REQUIREMENTS -
Count every line that holds the string "values", then give that number alone.

Records about charts and figures -

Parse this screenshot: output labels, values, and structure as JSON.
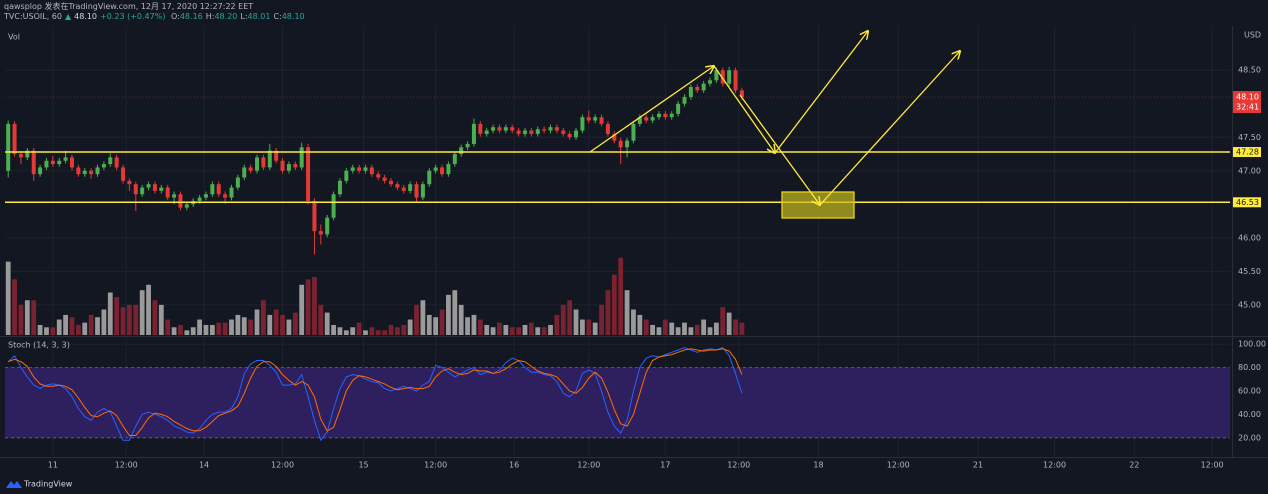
{
  "header": {
    "author_line": "qawsplop 发表在TradingView.com, 12月 17, 2020 12:27:22 EET",
    "symbol": "TVC:USOIL, 60",
    "price": "48.10",
    "change": "+0.23 (+0.47%)",
    "ohlc": [
      {
        "label": "O:",
        "value": "48.16"
      },
      {
        "label": "H:",
        "value": "48.20"
      },
      {
        "label": "L:",
        "value": "48.01"
      },
      {
        "label": "C:",
        "value": "48.10"
      }
    ]
  },
  "footer": {
    "brand": "TradingView"
  },
  "chart_data": {
    "type": "candlestick",
    "currency": "USD",
    "up_color": "#4caf50",
    "down_color": "#e53935",
    "volume_up_color": "#9a9a9a",
    "volume_down_color": "#7a2230",
    "xlim": [
      -0.5,
      191.5
    ],
    "xticks": [
      {
        "value": 7,
        "label": "11"
      },
      {
        "value": 18.5,
        "label": "12:00"
      },
      {
        "value": 30.7,
        "label": "14"
      },
      {
        "value": 43,
        "label": "12:00"
      },
      {
        "value": 55.7,
        "label": "15"
      },
      {
        "value": 67,
        "label": "12:00"
      },
      {
        "value": 79.3,
        "label": "16"
      },
      {
        "value": 91,
        "label": "12:00"
      },
      {
        "value": 103,
        "label": "17"
      },
      {
        "value": 114.5,
        "label": "12:00"
      },
      {
        "value": 127,
        "label": "18"
      },
      {
        "value": 139.5,
        "label": "12:00"
      },
      {
        "value": 152,
        "label": "21"
      },
      {
        "value": 164,
        "label": "12:00"
      },
      {
        "value": 176.5,
        "label": "22"
      },
      {
        "value": 188.7,
        "label": "12:00"
      }
    ],
    "ylim": [
      44.55,
      49.16
    ],
    "yticks": [
      {
        "value": 45,
        "label": "45.00"
      },
      {
        "value": 45.5,
        "label": "45.50"
      },
      {
        "value": 46,
        "label": "46.00"
      },
      {
        "value": 47,
        "label": "47.00"
      },
      {
        "value": 47.5,
        "label": "47.50"
      },
      {
        "value": 48.5,
        "label": "48.50"
      }
    ],
    "grid": true,
    "levels": [
      {
        "value": 47.28,
        "label": "47.28"
      },
      {
        "value": 46.53,
        "label": "46.53"
      }
    ],
    "level_color": "#ffeb3b",
    "last_price": {
      "value": 48.1,
      "label": "48.10"
    },
    "countdown": "32:41",
    "candles": [
      [
        47.0,
        47.75,
        46.9,
        47.7
      ],
      [
        47.7,
        47.74,
        47.21,
        47.25
      ],
      [
        47.25,
        47.29,
        47.1,
        47.2
      ],
      [
        47.2,
        47.34,
        47.16,
        47.3
      ],
      [
        47.3,
        47.34,
        46.85,
        46.95
      ],
      [
        46.95,
        47.09,
        46.91,
        47.05
      ],
      [
        47.05,
        47.19,
        47.01,
        47.15
      ],
      [
        47.15,
        47.22,
        47.06,
        47.1
      ],
      [
        47.1,
        47.19,
        47.06,
        47.15
      ],
      [
        47.15,
        47.3,
        47.11,
        47.2
      ],
      [
        47.2,
        47.24,
        47.01,
        47.05
      ],
      [
        47.05,
        47.09,
        46.91,
        46.95
      ],
      [
        46.95,
        47.04,
        46.91,
        47.0
      ],
      [
        47.0,
        47.04,
        46.88,
        46.95
      ],
      [
        46.95,
        47.09,
        46.91,
        47.05
      ],
      [
        47.05,
        47.14,
        47.01,
        47.1
      ],
      [
        47.1,
        47.26,
        47.06,
        47.2
      ],
      [
        47.2,
        47.24,
        47.01,
        47.05
      ],
      [
        47.05,
        47.09,
        46.81,
        46.85
      ],
      [
        46.85,
        46.89,
        46.7,
        46.8
      ],
      [
        46.8,
        46.84,
        46.4,
        46.65
      ],
      [
        46.65,
        46.79,
        46.61,
        46.75
      ],
      [
        46.75,
        46.84,
        46.71,
        46.8
      ],
      [
        46.8,
        46.84,
        46.66,
        46.7
      ],
      [
        46.7,
        46.79,
        46.66,
        46.75
      ],
      [
        46.75,
        46.79,
        46.56,
        46.6
      ],
      [
        46.6,
        46.69,
        46.5,
        46.65
      ],
      [
        46.65,
        46.69,
        46.41,
        46.45
      ],
      [
        46.45,
        46.54,
        46.41,
        46.5
      ],
      [
        46.5,
        46.59,
        46.46,
        46.55
      ],
      [
        46.55,
        46.64,
        46.51,
        46.6
      ],
      [
        46.6,
        46.69,
        46.56,
        46.65
      ],
      [
        46.65,
        46.84,
        46.61,
        46.8
      ],
      [
        46.8,
        46.84,
        46.61,
        46.65
      ],
      [
        46.65,
        46.69,
        46.51,
        46.6
      ],
      [
        46.6,
        46.79,
        46.56,
        46.75
      ],
      [
        46.75,
        46.94,
        46.71,
        46.9
      ],
      [
        46.9,
        47.09,
        46.86,
        47.05
      ],
      [
        47.05,
        47.09,
        46.96,
        47.0
      ],
      [
        47.0,
        47.24,
        46.96,
        47.2
      ],
      [
        47.2,
        47.24,
        47.01,
        47.05
      ],
      [
        47.05,
        47.4,
        47.01,
        47.3
      ],
      [
        47.3,
        47.34,
        47.11,
        47.15
      ],
      [
        47.15,
        47.19,
        46.96,
        47.0
      ],
      [
        47.0,
        47.14,
        46.96,
        47.1
      ],
      [
        47.1,
        47.14,
        47.01,
        47.05
      ],
      [
        47.05,
        47.42,
        47.01,
        47.35
      ],
      [
        47.35,
        47.4,
        46.5,
        46.55
      ],
      [
        46.55,
        46.59,
        45.75,
        46.1
      ],
      [
        46.1,
        46.2,
        45.9,
        46.05
      ],
      [
        46.05,
        46.34,
        46.01,
        46.3
      ],
      [
        46.3,
        46.69,
        46.26,
        46.65
      ],
      [
        46.65,
        46.89,
        46.61,
        46.85
      ],
      [
        46.85,
        47.04,
        46.81,
        47.0
      ],
      [
        47.0,
        47.09,
        46.96,
        47.05
      ],
      [
        47.05,
        47.09,
        46.96,
        47.0
      ],
      [
        47.0,
        47.09,
        46.96,
        47.05
      ],
      [
        47.05,
        47.09,
        46.91,
        46.95
      ],
      [
        46.95,
        46.99,
        46.86,
        46.9
      ],
      [
        46.9,
        46.94,
        46.81,
        46.85
      ],
      [
        46.85,
        46.89,
        46.76,
        46.8
      ],
      [
        46.8,
        46.84,
        46.71,
        46.75
      ],
      [
        46.75,
        46.79,
        46.66,
        46.7
      ],
      [
        46.7,
        46.84,
        46.66,
        46.8
      ],
      [
        46.8,
        46.84,
        46.53,
        46.6
      ],
      [
        46.6,
        46.84,
        46.56,
        46.8
      ],
      [
        46.8,
        47.04,
        46.76,
        47.0
      ],
      [
        47.0,
        47.09,
        46.96,
        47.05
      ],
      [
        47.05,
        47.09,
        46.91,
        46.95
      ],
      [
        46.95,
        47.14,
        46.91,
        47.1
      ],
      [
        47.1,
        47.29,
        47.06,
        47.25
      ],
      [
        47.25,
        47.39,
        47.21,
        47.35
      ],
      [
        47.35,
        47.44,
        47.31,
        47.4
      ],
      [
        47.4,
        47.78,
        47.36,
        47.7
      ],
      [
        47.7,
        47.74,
        47.51,
        47.55
      ],
      [
        47.55,
        47.64,
        47.51,
        47.6
      ],
      [
        47.6,
        47.69,
        47.56,
        47.65
      ],
      [
        47.65,
        47.69,
        47.56,
        47.6
      ],
      [
        47.6,
        47.69,
        47.56,
        47.65
      ],
      [
        47.65,
        47.69,
        47.56,
        47.6
      ],
      [
        47.6,
        47.64,
        47.51,
        47.55
      ],
      [
        47.55,
        47.64,
        47.51,
        47.6
      ],
      [
        47.6,
        47.64,
        47.51,
        47.55
      ],
      [
        47.55,
        47.66,
        47.51,
        47.62
      ],
      [
        47.62,
        47.66,
        47.56,
        47.6
      ],
      [
        47.6,
        47.69,
        47.56,
        47.65
      ],
      [
        47.65,
        47.69,
        47.56,
        47.6
      ],
      [
        47.6,
        47.64,
        47.51,
        47.55
      ],
      [
        47.55,
        47.59,
        47.46,
        47.5
      ],
      [
        47.5,
        47.64,
        47.46,
        47.6
      ],
      [
        47.6,
        47.84,
        47.56,
        47.8
      ],
      [
        47.8,
        47.9,
        47.71,
        47.75
      ],
      [
        47.75,
        47.84,
        47.71,
        47.8
      ],
      [
        47.8,
        47.84,
        47.66,
        47.7
      ],
      [
        47.7,
        47.74,
        47.51,
        47.55
      ],
      [
        47.55,
        47.59,
        47.41,
        47.45
      ],
      [
        47.45,
        47.49,
        47.1,
        47.35
      ],
      [
        47.35,
        47.49,
        47.2,
        47.45
      ],
      [
        47.45,
        47.74,
        47.41,
        47.7
      ],
      [
        47.7,
        47.84,
        47.66,
        47.8
      ],
      [
        47.8,
        47.84,
        47.71,
        47.75
      ],
      [
        47.75,
        47.84,
        47.71,
        47.8
      ],
      [
        47.8,
        47.89,
        47.76,
        47.85
      ],
      [
        47.85,
        47.89,
        47.76,
        47.8
      ],
      [
        47.8,
        47.89,
        47.76,
        47.85
      ],
      [
        47.85,
        48.04,
        47.81,
        48.0
      ],
      [
        48.0,
        48.14,
        47.96,
        48.1
      ],
      [
        48.1,
        48.29,
        48.06,
        48.25
      ],
      [
        48.25,
        48.29,
        48.16,
        48.2
      ],
      [
        48.2,
        48.34,
        48.16,
        48.3
      ],
      [
        48.3,
        48.39,
        48.26,
        48.35
      ],
      [
        48.35,
        48.54,
        48.31,
        48.5
      ],
      [
        48.5,
        48.54,
        48.26,
        48.3
      ],
      [
        48.3,
        48.55,
        48.26,
        48.5
      ],
      [
        48.5,
        48.54,
        48.16,
        48.2
      ],
      [
        48.2,
        48.24,
        48.06,
        48.1
      ]
    ],
    "volume": {
      "label": "Vol",
      "ylim": [
        0,
        400
      ],
      "values": [
        95,
        72,
        39,
        45,
        45,
        13,
        10,
        10,
        20,
        26,
        23,
        13,
        16,
        26,
        23,
        33,
        55,
        49,
        36,
        39,
        39,
        58,
        65,
        45,
        39,
        20,
        10,
        13,
        6,
        10,
        20,
        13,
        13,
        16,
        16,
        20,
        26,
        23,
        20,
        33,
        45,
        26,
        33,
        26,
        20,
        29,
        65,
        72,
        75,
        39,
        29,
        13,
        10,
        6,
        10,
        16,
        6,
        10,
        6,
        6,
        13,
        10,
        13,
        20,
        39,
        45,
        26,
        23,
        33,
        52,
        58,
        39,
        23,
        26,
        20,
        13,
        10,
        16,
        13,
        10,
        10,
        13,
        16,
        10,
        10,
        13,
        26,
        39,
        45,
        33,
        20,
        20,
        16,
        39,
        58,
        78,
        100,
        58,
        33,
        26,
        20,
        13,
        10,
        20,
        16,
        10,
        16,
        10,
        13,
        20,
        10,
        16,
        36,
        29,
        20,
        16
      ]
    },
    "stoch": {
      "title": "Stoch (14, 3, 3)",
      "ylim": [
        4.5,
        105.2
      ],
      "band": [
        20,
        80
      ],
      "band_color": "#2e1f5e",
      "yticks": [
        {
          "value": 20,
          "label": "20.00"
        },
        {
          "value": 40,
          "label": "40.00"
        },
        {
          "value": 60,
          "label": "60.00"
        },
        {
          "value": 80,
          "label": "80.00"
        },
        {
          "value": 100,
          "label": "100.00"
        }
      ],
      "series": [
        {
          "color": "#2962ff",
          "values": [
            85,
            90,
            80,
            72,
            65,
            62,
            65,
            66,
            65,
            62,
            55,
            45,
            38,
            35,
            42,
            45,
            42,
            30,
            18,
            18,
            30,
            40,
            42,
            40,
            38,
            35,
            30,
            28,
            25,
            24,
            28,
            35,
            40,
            42,
            42,
            45,
            55,
            75,
            83,
            86,
            86,
            82,
            76,
            65,
            65,
            66,
            74,
            55,
            35,
            18,
            25,
            45,
            62,
            72,
            74,
            73,
            70,
            68,
            67,
            62,
            60,
            62,
            64,
            62,
            60,
            65,
            68,
            82,
            80,
            76,
            72,
            75,
            78,
            80,
            74,
            76,
            75,
            78,
            84,
            88,
            86,
            80,
            76,
            76,
            74,
            73,
            68,
            58,
            55,
            60,
            75,
            78,
            75,
            60,
            42,
            30,
            24,
            35,
            60,
            80,
            88,
            90,
            89,
            91,
            93,
            95,
            97,
            95,
            93,
            95,
            96,
            95,
            97,
            90,
            75,
            58
          ]
        },
        {
          "color": "#ff6d00",
          "values": [
            85,
            87,
            85,
            81,
            72,
            66,
            64,
            64,
            65,
            64,
            61,
            54,
            46,
            39,
            38,
            41,
            43,
            39,
            30,
            22,
            22,
            29,
            37,
            41,
            40,
            38,
            34,
            31,
            28,
            26,
            26,
            29,
            34,
            39,
            41,
            43,
            47,
            58,
            71,
            81,
            85,
            85,
            81,
            74,
            69,
            65,
            68,
            65,
            55,
            36,
            26,
            29,
            44,
            60,
            69,
            73,
            72,
            70,
            68,
            66,
            63,
            61,
            62,
            63,
            62,
            62,
            64,
            72,
            77,
            79,
            76,
            74,
            75,
            78,
            77,
            77,
            75,
            76,
            79,
            83,
            86,
            85,
            81,
            77,
            75,
            74,
            72,
            66,
            60,
            58,
            63,
            71,
            76,
            71,
            59,
            44,
            32,
            30,
            40,
            58,
            76,
            86,
            89,
            90,
            91,
            93,
            95,
            96,
            95,
            94,
            95,
            95,
            96,
            94,
            87,
            74
          ]
        }
      ]
    }
  }
}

ANSWER TO THE EXERCISE -
4